Check each line of the records below for the word "page" and copy those where it appears.

start

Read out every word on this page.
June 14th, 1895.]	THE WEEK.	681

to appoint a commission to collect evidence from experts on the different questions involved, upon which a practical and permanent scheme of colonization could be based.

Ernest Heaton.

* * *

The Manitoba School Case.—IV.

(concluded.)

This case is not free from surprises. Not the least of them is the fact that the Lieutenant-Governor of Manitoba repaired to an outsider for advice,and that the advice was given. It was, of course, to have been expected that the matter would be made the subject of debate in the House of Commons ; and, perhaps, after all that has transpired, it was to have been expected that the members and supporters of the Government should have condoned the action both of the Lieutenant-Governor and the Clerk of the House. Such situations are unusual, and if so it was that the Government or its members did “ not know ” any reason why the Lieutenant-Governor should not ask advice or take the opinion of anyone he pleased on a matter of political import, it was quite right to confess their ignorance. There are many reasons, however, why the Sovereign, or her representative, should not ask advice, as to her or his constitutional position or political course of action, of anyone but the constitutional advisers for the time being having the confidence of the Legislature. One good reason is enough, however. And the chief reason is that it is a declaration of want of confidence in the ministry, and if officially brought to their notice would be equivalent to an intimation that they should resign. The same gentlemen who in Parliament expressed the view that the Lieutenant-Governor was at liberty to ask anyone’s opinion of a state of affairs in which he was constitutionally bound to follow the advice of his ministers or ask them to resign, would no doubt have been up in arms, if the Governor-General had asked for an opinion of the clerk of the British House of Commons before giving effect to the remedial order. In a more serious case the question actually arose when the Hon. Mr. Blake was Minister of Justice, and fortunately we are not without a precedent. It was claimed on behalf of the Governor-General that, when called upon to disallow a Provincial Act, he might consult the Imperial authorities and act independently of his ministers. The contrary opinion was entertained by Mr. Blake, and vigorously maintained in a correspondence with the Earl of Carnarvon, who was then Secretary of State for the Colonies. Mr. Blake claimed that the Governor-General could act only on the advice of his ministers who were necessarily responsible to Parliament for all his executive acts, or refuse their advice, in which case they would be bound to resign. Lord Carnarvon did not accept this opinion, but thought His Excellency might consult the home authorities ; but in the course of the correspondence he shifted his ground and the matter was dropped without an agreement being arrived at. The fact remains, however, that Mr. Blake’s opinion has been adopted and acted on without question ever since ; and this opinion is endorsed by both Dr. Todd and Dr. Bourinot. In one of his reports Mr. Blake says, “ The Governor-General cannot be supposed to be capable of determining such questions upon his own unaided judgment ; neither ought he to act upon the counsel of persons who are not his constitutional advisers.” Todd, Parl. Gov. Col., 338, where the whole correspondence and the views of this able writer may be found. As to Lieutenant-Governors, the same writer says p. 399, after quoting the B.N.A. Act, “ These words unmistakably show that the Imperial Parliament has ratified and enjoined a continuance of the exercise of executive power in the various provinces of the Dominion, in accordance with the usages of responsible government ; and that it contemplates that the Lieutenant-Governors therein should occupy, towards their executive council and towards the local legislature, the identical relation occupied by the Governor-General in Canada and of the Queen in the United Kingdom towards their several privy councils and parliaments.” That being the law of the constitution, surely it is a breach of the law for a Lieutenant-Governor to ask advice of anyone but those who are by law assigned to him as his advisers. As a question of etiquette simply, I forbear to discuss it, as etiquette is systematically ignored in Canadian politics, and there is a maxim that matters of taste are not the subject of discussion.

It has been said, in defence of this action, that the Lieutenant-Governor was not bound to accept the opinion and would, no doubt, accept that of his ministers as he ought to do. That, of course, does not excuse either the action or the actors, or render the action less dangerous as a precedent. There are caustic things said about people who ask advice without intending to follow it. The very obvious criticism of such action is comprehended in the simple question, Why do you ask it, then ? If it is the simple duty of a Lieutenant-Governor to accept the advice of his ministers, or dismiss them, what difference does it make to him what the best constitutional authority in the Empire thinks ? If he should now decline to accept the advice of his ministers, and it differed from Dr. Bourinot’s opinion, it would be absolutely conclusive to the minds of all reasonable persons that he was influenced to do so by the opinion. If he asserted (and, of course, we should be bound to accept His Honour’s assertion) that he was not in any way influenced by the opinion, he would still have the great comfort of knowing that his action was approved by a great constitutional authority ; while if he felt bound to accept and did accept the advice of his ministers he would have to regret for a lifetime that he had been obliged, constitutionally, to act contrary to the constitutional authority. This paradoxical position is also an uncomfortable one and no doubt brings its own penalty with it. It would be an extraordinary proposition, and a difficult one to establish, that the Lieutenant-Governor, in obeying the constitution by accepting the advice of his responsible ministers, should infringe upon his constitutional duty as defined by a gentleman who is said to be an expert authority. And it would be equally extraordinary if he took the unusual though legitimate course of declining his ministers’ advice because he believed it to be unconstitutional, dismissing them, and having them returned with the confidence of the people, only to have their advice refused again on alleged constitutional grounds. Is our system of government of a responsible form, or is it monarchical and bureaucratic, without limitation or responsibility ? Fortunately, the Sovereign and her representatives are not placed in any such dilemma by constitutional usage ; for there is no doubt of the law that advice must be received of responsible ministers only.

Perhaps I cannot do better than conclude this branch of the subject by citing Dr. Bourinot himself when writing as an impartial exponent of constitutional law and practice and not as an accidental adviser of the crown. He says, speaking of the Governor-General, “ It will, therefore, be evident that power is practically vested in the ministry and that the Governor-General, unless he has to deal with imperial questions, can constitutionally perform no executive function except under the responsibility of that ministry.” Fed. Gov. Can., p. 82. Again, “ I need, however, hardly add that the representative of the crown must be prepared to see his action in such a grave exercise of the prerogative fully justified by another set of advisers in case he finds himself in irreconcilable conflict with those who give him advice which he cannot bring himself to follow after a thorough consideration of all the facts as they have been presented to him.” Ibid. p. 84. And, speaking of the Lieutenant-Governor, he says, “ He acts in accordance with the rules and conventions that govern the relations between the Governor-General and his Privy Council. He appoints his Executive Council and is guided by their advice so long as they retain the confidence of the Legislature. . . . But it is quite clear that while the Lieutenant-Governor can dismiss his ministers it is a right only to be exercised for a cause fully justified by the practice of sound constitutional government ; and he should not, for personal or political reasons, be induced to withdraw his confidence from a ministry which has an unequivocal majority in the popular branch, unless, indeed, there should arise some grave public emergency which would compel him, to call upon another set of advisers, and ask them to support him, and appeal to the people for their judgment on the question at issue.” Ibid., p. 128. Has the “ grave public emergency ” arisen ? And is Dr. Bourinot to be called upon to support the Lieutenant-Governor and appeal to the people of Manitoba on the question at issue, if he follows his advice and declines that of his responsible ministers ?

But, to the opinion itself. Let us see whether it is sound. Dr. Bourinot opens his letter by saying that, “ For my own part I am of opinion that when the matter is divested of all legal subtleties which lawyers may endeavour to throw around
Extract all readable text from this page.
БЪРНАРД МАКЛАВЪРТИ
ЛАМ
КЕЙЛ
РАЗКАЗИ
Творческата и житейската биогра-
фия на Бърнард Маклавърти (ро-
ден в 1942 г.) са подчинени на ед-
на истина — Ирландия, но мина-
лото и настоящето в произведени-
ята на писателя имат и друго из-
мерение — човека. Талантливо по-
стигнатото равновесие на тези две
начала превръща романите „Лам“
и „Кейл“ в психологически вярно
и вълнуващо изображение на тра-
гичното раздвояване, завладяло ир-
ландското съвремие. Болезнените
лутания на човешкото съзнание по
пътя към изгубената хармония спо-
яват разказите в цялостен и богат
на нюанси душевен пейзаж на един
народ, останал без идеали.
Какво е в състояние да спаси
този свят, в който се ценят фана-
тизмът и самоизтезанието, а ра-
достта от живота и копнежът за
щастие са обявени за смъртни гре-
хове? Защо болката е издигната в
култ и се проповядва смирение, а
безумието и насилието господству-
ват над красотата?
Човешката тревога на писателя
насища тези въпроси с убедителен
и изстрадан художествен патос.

end

#### OUTPUT
Read out every word on this page.
Extract all readable text from this page.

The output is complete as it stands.